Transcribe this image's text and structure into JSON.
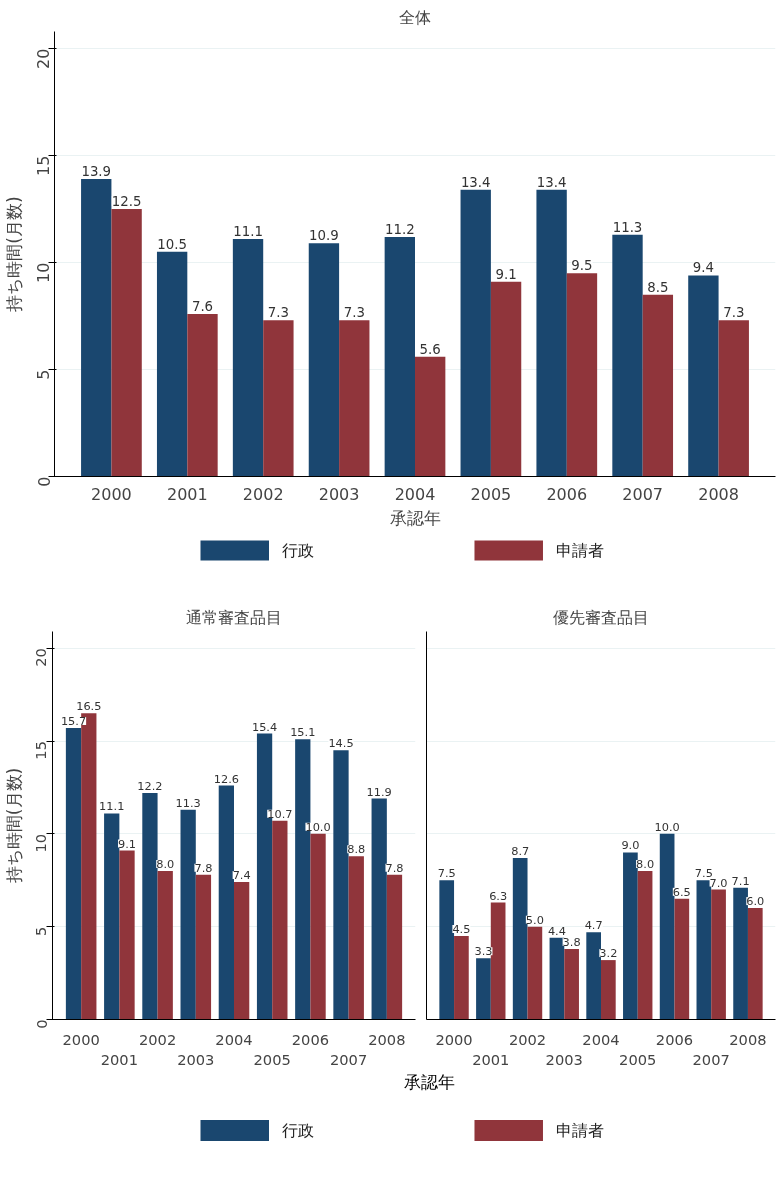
{
  "chart_data": [
    {
      "type": "bar",
      "title": "全体",
      "xlabel": "承認年",
      "ylabel": "持ち時間(月数)",
      "categories": [
        "2000",
        "2001",
        "2002",
        "2003",
        "2004",
        "2005",
        "2006",
        "2007",
        "2008"
      ],
      "series": [
        {
          "name": "行政",
          "color": "#1a476f",
          "values": [
            13.9,
            10.5,
            11.1,
            10.9,
            11.2,
            13.4,
            13.4,
            11.3,
            9.4
          ],
          "value_labels": [
            "13.9",
            "10.5",
            "11.1",
            "10.9",
            "11.2",
            "13.4",
            "13.4",
            "11.3",
            "9.4"
          ]
        },
        {
          "name": "申請者",
          "color": "#90353b",
          "values": [
            12.5,
            7.6,
            7.3,
            7.3,
            5.6,
            9.1,
            9.5,
            8.5,
            7.3
          ],
          "value_labels": [
            "12.5",
            "7.6",
            "7.3",
            "7.3",
            "5.6",
            "9.1",
            "9.5",
            "8.5",
            "7.3"
          ]
        }
      ],
      "ylim": [
        0,
        20.8
      ],
      "yticks": [
        0,
        5,
        10,
        15,
        20
      ],
      "grid": "y",
      "legend": "bottom"
    },
    {
      "type": "bar",
      "title": "通常審査品目",
      "ylabel": "持ち時間(月数)",
      "categories": [
        "2000",
        "2001",
        "2002",
        "2003",
        "2004",
        "2005",
        "2006",
        "2007",
        "2008"
      ],
      "series": [
        {
          "color": "#1a476f",
          "values": [
            15.7,
            11.1,
            12.2,
            11.3,
            12.6,
            15.4,
            15.1,
            14.5,
            11.9
          ],
          "value_labels": [
            "15.7",
            "11.1",
            "12.2",
            "11.3",
            "12.6",
            "15.4",
            "15.1",
            "14.5",
            "11.9"
          ]
        },
        {
          "color": "#90353b",
          "values": [
            16.5,
            9.1,
            8.0,
            7.8,
            7.4,
            10.7,
            10.0,
            8.8,
            7.8
          ],
          "value_labels": [
            "16.5",
            "9.1",
            "8.0",
            "7.8",
            "7.4",
            "10.7",
            "10.0",
            "8.8",
            "7.8"
          ]
        }
      ],
      "ylim": [
        0,
        20.9
      ],
      "yticks": [
        0,
        5,
        10,
        15,
        20
      ],
      "grid": "y"
    },
    {
      "type": "bar",
      "title": "優先審査品目",
      "xlabel": "承認年",
      "categories": [
        "2000",
        "2001",
        "2002",
        "2003",
        "2004",
        "2005",
        "2006",
        "2007",
        "2008"
      ],
      "series": [
        {
          "name": "行政",
          "color": "#1a476f",
          "values": [
            7.5,
            3.3,
            8.7,
            4.4,
            4.7,
            9.0,
            10.0,
            7.5,
            7.1
          ],
          "value_labels": [
            "7.5",
            "3.3",
            "8.7",
            "4.4",
            "4.7",
            "9.0",
            "10.0",
            "7.5",
            "7.1"
          ]
        },
        {
          "name": "申請者",
          "color": "#90353b",
          "values": [
            4.5,
            6.3,
            5.0,
            3.8,
            3.2,
            8.0,
            6.5,
            7.0,
            6.0
          ],
          "value_labels": [
            "4.5",
            "6.3",
            "5.0",
            "3.8",
            "3.2",
            "8.0",
            "6.5",
            "7.0",
            "6.0"
          ]
        }
      ],
      "ylim": [
        0,
        20.9
      ],
      "yticks": [
        0,
        5,
        10,
        15,
        20
      ],
      "grid": "y",
      "tick_labels": "x",
      "legend": "bottom"
    }
  ]
}
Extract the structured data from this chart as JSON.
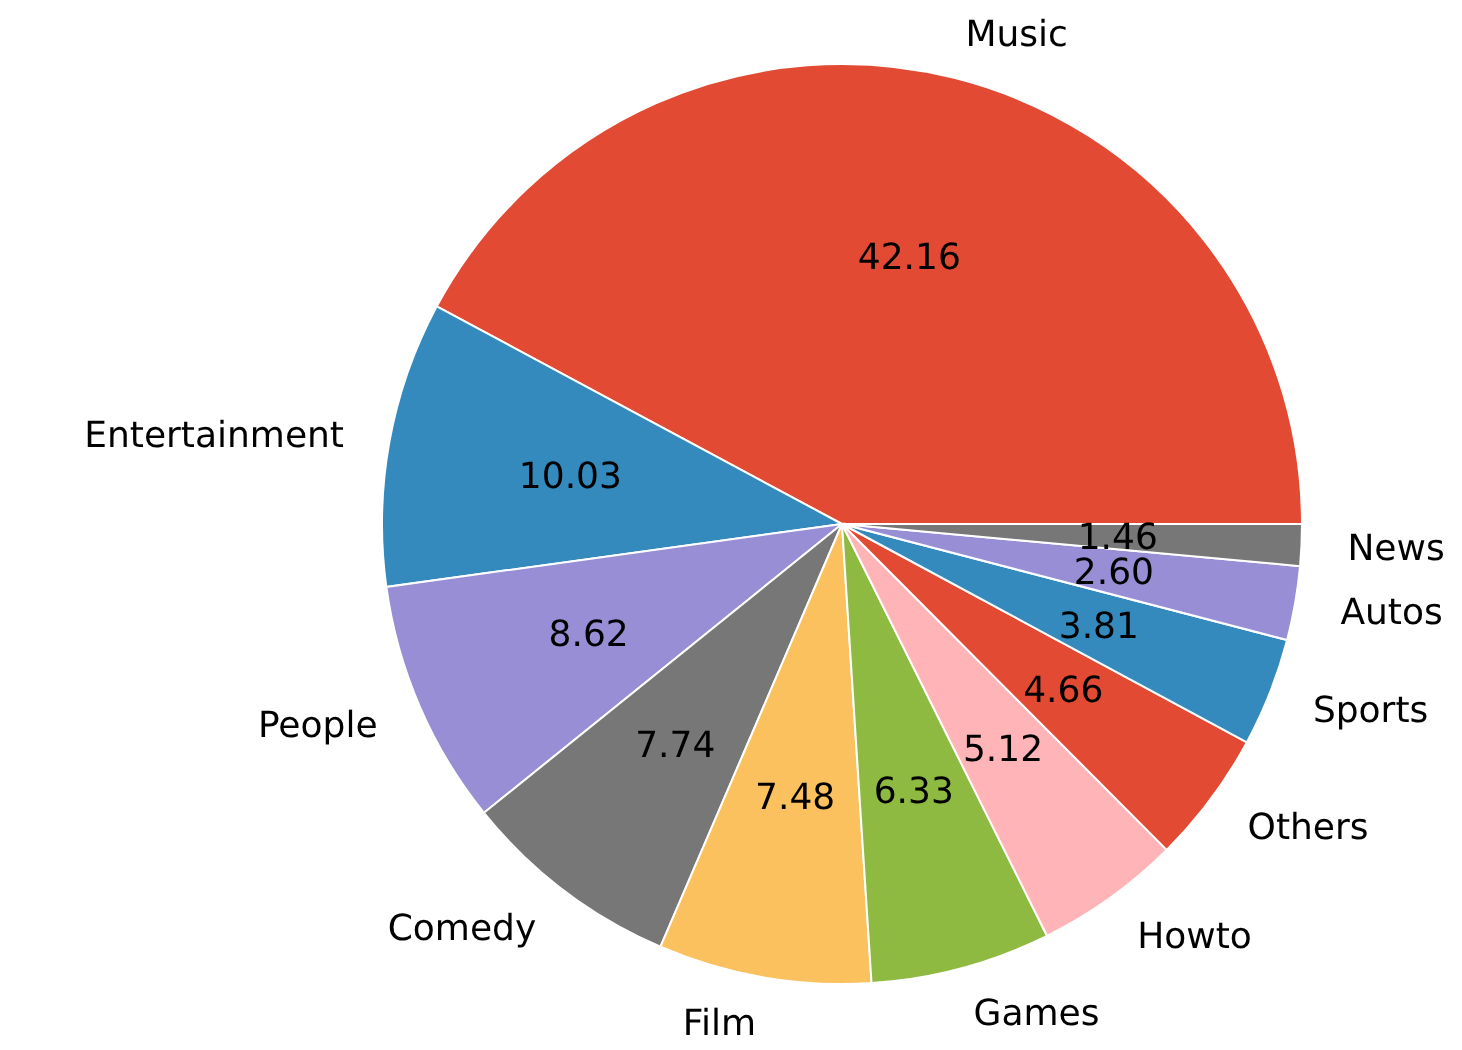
{
  "chart_data": {
    "type": "pie",
    "categories": [
      "Music",
      "Entertainment",
      "People",
      "Comedy",
      "Film",
      "Games",
      "Howto",
      "Others",
      "Sports",
      "Autos",
      "News"
    ],
    "values": [
      42.16,
      10.03,
      8.62,
      7.74,
      7.48,
      6.33,
      5.12,
      4.66,
      3.81,
      2.6,
      1.46
    ],
    "colors": [
      "#e24a33",
      "#348abd",
      "#988ed5",
      "#777777",
      "#fbc15e",
      "#8eba42",
      "#ffb5b8",
      "#e24a33",
      "#348abd",
      "#988ed5",
      "#777777"
    ],
    "value_labels": [
      "42.16",
      "10.03",
      "8.62",
      "7.74",
      "7.48",
      "6.33",
      "5.12",
      "4.66",
      "3.81",
      "2.60",
      "1.46"
    ]
  }
}
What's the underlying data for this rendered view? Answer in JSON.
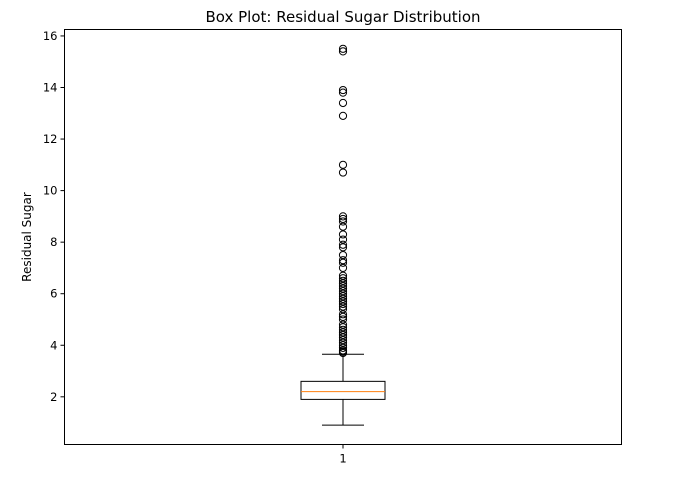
{
  "chart_data": {
    "type": "box",
    "title": "Box Plot: Residual Sugar Distribution",
    "xlabel": "",
    "ylabel": "Residual Sugar",
    "categories": [
      "1"
    ],
    "ylim": [
      0.15,
      16.25
    ],
    "yticks": [
      2,
      4,
      6,
      8,
      10,
      12,
      14,
      16
    ],
    "grid": false,
    "box": {
      "whisker_low": 0.9,
      "q1": 1.9,
      "median": 2.2,
      "q3": 2.6,
      "whisker_high": 3.65
    },
    "outliers": [
      15.5,
      15.4,
      13.9,
      13.8,
      13.4,
      12.9,
      11.0,
      10.7,
      9.0,
      8.9,
      8.8,
      8.6,
      8.3,
      8.1,
      7.9,
      7.8,
      7.5,
      7.3,
      7.2,
      7.0,
      6.7,
      6.6,
      6.5,
      6.4,
      6.3,
      6.2,
      6.1,
      6.0,
      5.9,
      5.8,
      5.7,
      5.6,
      5.5,
      5.4,
      5.2,
      5.1,
      5.0,
      4.8,
      4.7,
      4.6,
      4.5,
      4.4,
      4.3,
      4.2,
      4.1,
      4.0,
      3.9,
      3.8,
      3.75,
      3.7
    ],
    "colors": {
      "box": "#000000",
      "median": "#ff7f0e",
      "outlier": "#000000"
    }
  }
}
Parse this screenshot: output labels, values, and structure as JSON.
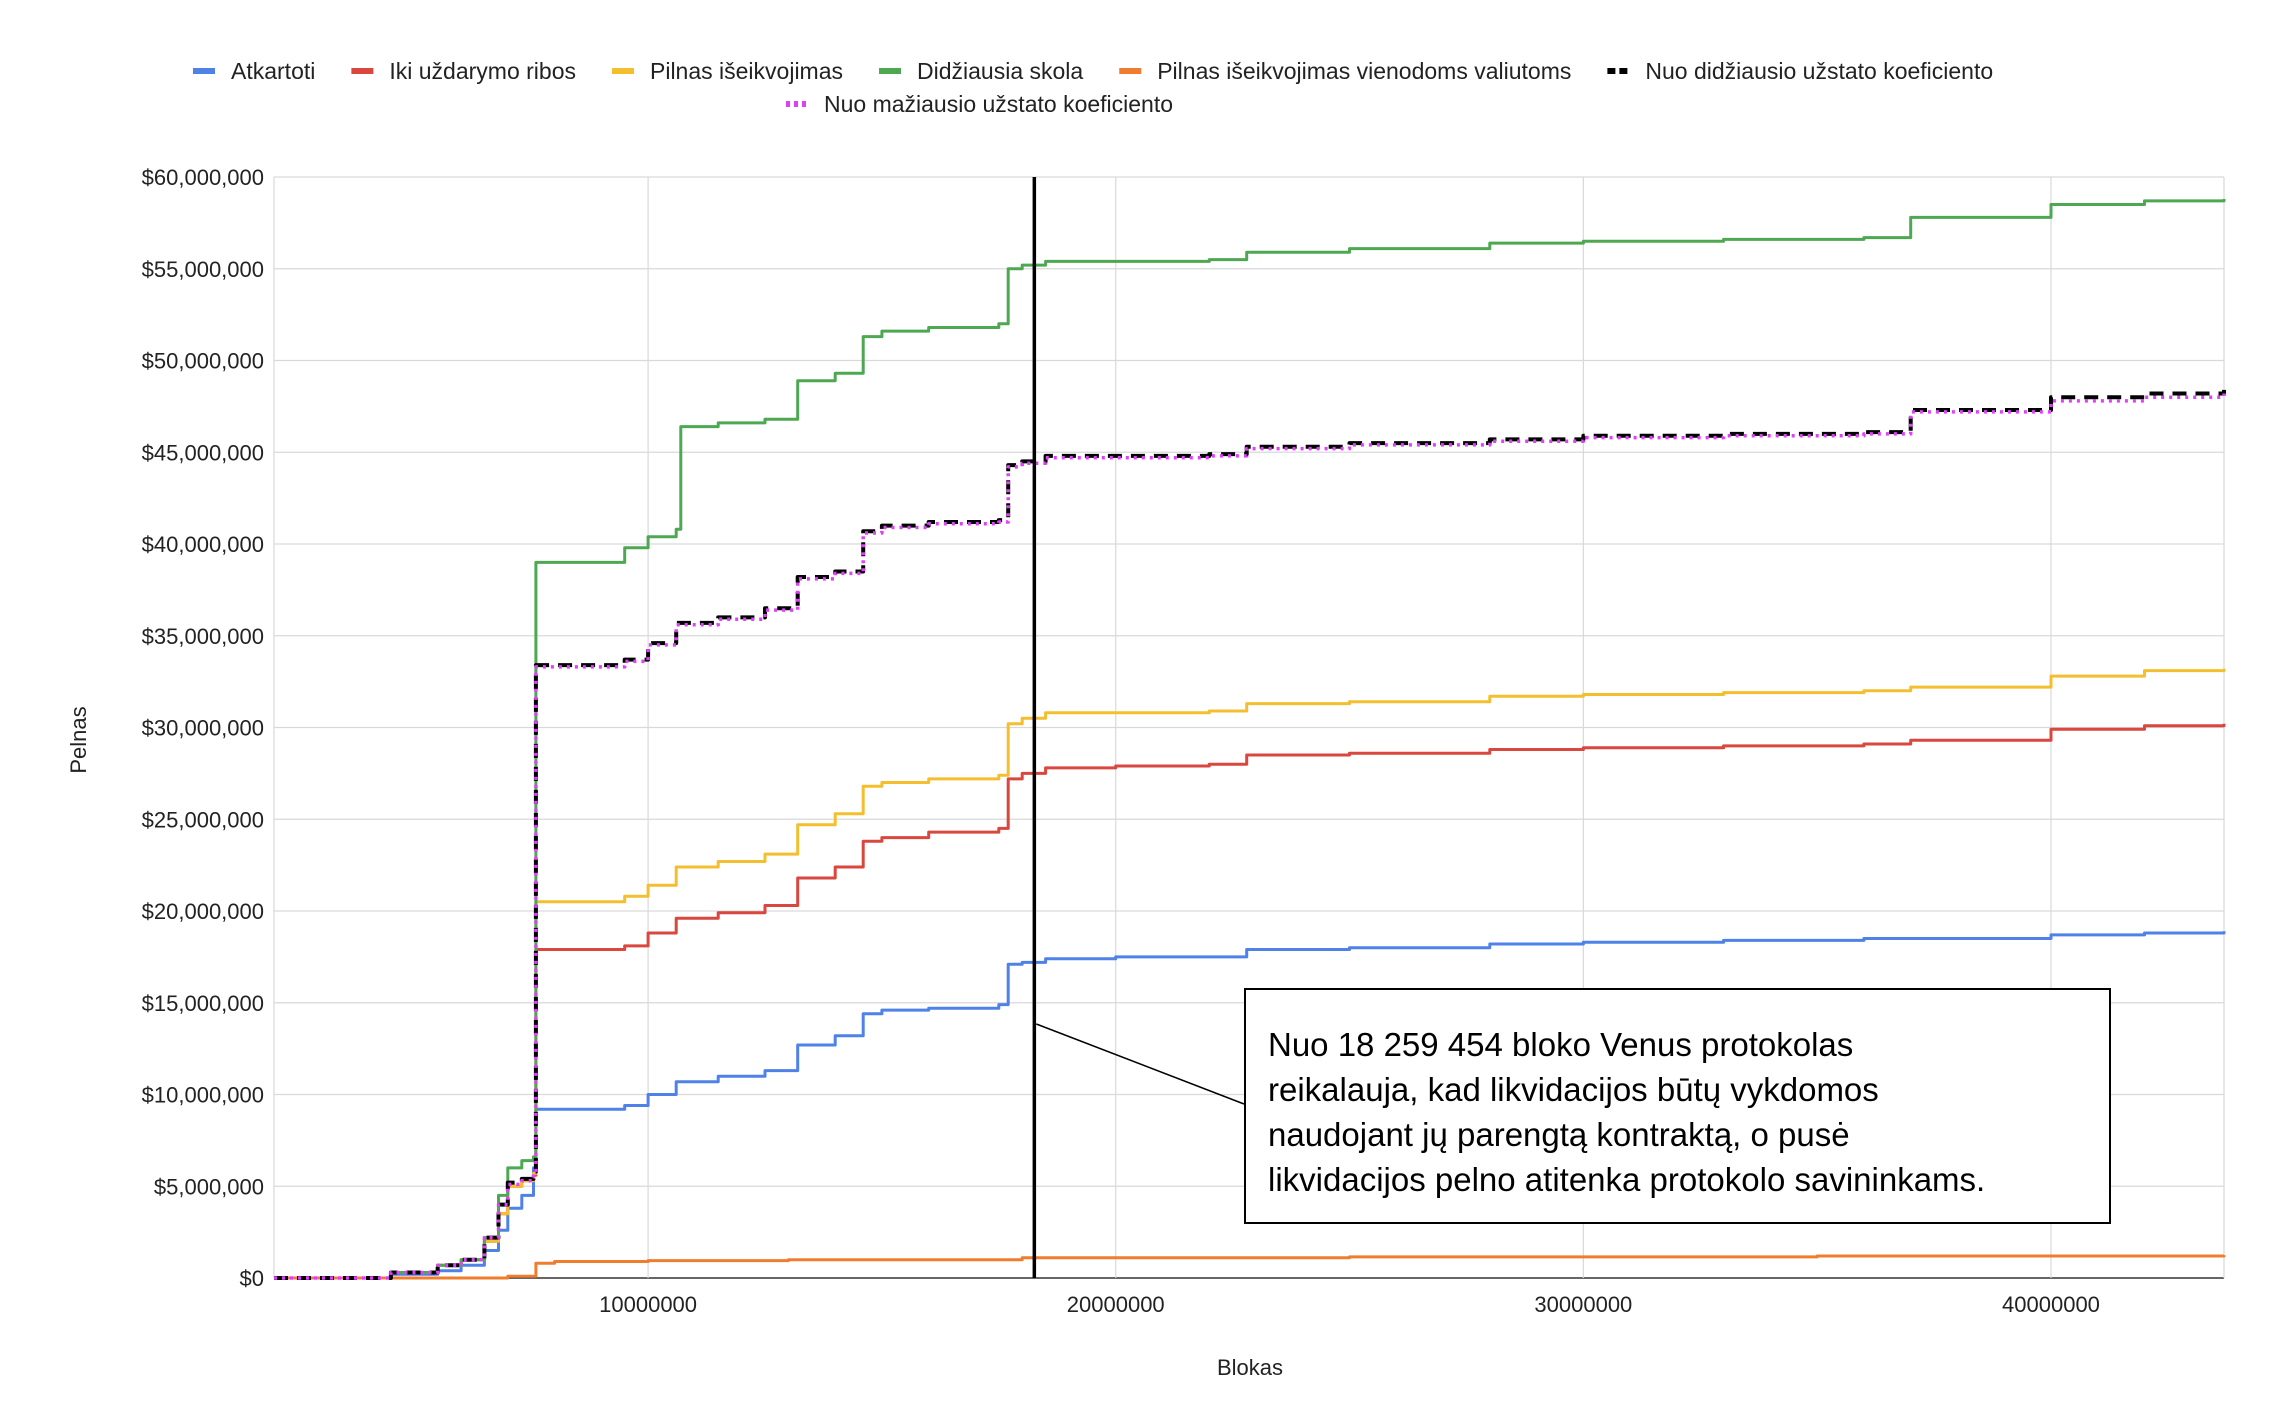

◆ ◆ ◆

Copy the records above exactly, omitting every picture.

Transcribe this image's text and structure into JSON.
{
  "chart_data": [
    {
      "type": "bar",
      "title": "全体",
      "xlabel": "承認年",
      "ylabel": "持ち時間(月数)",
      "categories": [
        "2000",
        "2001",
        "2002",
        "2003",
        "2004",
        "2005",
        "2006",
        "2007",
        "2008"
      ],
      "series": [
        {
          "name": "行政",
          "color": "#1a476f",
          "values": [
            13.9,
            10.5,
            11.1,
            10.9,
            11.2,
            13.4,
            13.4,
            11.3,
            9.4
          ],
          "value_labels": [
            "13.9",
            "10.5",
            "11.1",
            "10.9",
            "11.2",
            "13.4",
            "13.4",
            "11.3",
            "9.4"
          ]
        },
        {
          "name": "申請者",
          "color": "#90353b",
          "values": [
            12.5,
            7.6,
            7.3,
            7.3,
            5.6,
            9.1,
            9.5,
            8.5,
            7.3
          ],
          "value_labels": [
            "12.5",
            "7.6",
            "7.3",
            "7.3",
            "5.6",
            "9.1",
            "9.5",
            "8.5",
            "7.3"
          ]
        }
      ],
      "ylim": [
        0,
        20.8
      ],
      "yticks": [
        0,
        5,
        10,
        15,
        20
      ],
      "grid": "y",
      "legend": "bottom"
    },
    {
      "type": "bar",
      "title": "通常審査品目",
      "ylabel": "持ち時間(月数)",
      "categories": [
        "2000",
        "2001",
        "2002",
        "2003",
        "2004",
        "2005",
        "2006",
        "2007",
        "2008"
      ],
      "series": [
        {
          "color": "#1a476f",
          "values": [
            15.7,
            11.1,
            12.2,
            11.3,
            12.6,
            15.4,
            15.1,
            14.5,
            11.9
          ],
          "value_labels": [
            "15.7",
            "11.1",
            "12.2",
            "11.3",
            "12.6",
            "15.4",
            "15.1",
            "14.5",
            "11.9"
          ]
        },
        {
          "color": "#90353b",
          "values": [
            16.5,
            9.1,
            8.0,
            7.8,
            7.4,
            10.7,
            10.0,
            8.8,
            7.8
          ],
          "value_labels": [
            "16.5",
            "9.1",
            "8.0",
            "7.8",
            "7.4",
            "10.7",
            "10.0",
            "8.8",
            "7.8"
          ]
        }
      ],
      "ylim": [
        0,
        20.9
      ],
      "yticks": [
        0,
        5,
        10,
        15,
        20
      ],
      "grid": "y"
    },
    {
      "type": "bar",
      "title": "優先審査品目",
      "xlabel": "承認年",
      "categories": [
        "2000",
        "2001",
        "2002",
        "2003",
        "2004",
        "2005",
        "2006",
        "2007",
        "2008"
      ],
      "series": [
        {
          "name": "行政",
          "color": "#1a476f",
          "values": [
            7.5,
            3.3,
            8.7,
            4.4,
            4.7,
            9.0,
            10.0,
            7.5,
            7.1
          ],
          "value_labels": [
            "7.5",
            "3.3",
            "8.7",
            "4.4",
            "4.7",
            "9.0",
            "10.0",
            "7.5",
            "7.1"
          ]
        },
        {
          "name": "申請者",
          "color": "#90353b",
          "values": [
            4.5,
            6.3,
            5.0,
            3.8,
            3.2,
            8.0,
            6.5,
            7.0,
            6.0
          ],
          "value_labels": [
            "4.5",
            "6.3",
            "5.0",
            "3.8",
            "3.2",
            "8.0",
            "6.5",
            "7.0",
            "6.0"
          ]
        }
      ],
      "ylim": [
        0,
        20.9
      ],
      "yticks": [
        0,
        5,
        10,
        15,
        20
      ],
      "grid": "y",
      "tick_labels": "x",
      "legend": "bottom"
    }
  ]
}
Extract the structured data from this chart as JSON.
{
  "chart_data": {
    "type": "pie",
    "categories": [
      "Music",
      "Entertainment",
      "People",
      "Comedy",
      "Film",
      "Games",
      "Howto",
      "Others",
      "Sports",
      "Autos",
      "News"
    ],
    "values": [
      42.16,
      10.03,
      8.62,
      7.74,
      7.48,
      6.33,
      5.12,
      4.66,
      3.81,
      2.6,
      1.46
    ],
    "colors": [
      "#e24a33",
      "#348abd",
      "#988ed5",
      "#777777",
      "#fbc15e",
      "#8eba42",
      "#ffb5b8",
      "#e24a33",
      "#348abd",
      "#988ed5",
      "#777777"
    ],
    "value_labels": [
      "42.16",
      "10.03",
      "8.62",
      "7.74",
      "7.48",
      "6.33",
      "5.12",
      "4.66",
      "3.81",
      "2.60",
      "1.46"
    ]
  }
}
What's the underlying data for this rendered view? Answer in JSON.
{
  "chart_data": {
    "type": "box",
    "title": "Box Plot: Residual Sugar Distribution",
    "xlabel": "",
    "ylabel": "Residual Sugar",
    "categories": [
      "1"
    ],
    "ylim": [
      0.15,
      16.25
    ],
    "yticks": [
      2,
      4,
      6,
      8,
      10,
      12,
      14,
      16
    ],
    "grid": false,
    "box": {
      "whisker_low": 0.9,
      "q1": 1.9,
      "median": 2.2,
      "q3": 2.6,
      "whisker_high": 3.65
    },
    "outliers": [
      15.5,
      15.4,
      13.9,
      13.8,
      13.4,
      12.9,
      11.0,
      10.7,
      9.0,
      8.9,
      8.8,
      8.6,
      8.3,
      8.1,
      7.9,
      7.8,
      7.5,
      7.3,
      7.2,
      7.0,
      6.7,
      6.6,
      6.5,
      6.4,
      6.3,
      6.2,
      6.1,
      6.0,
      5.9,
      5.8,
      5.7,
      5.6,
      5.5,
      5.4,
      5.2,
      5.1,
      5.0,
      4.8,
      4.7,
      4.6,
      4.5,
      4.4,
      4.3,
      4.2,
      4.1,
      4.0,
      3.9,
      3.8,
      3.75,
      3.7
    ],
    "colors": {
      "box": "#000000",
      "median": "#ff7f0e",
      "outlier": "#000000"
    }
  }
}
Parse this screenshot: output labels, values, and structure as JSON.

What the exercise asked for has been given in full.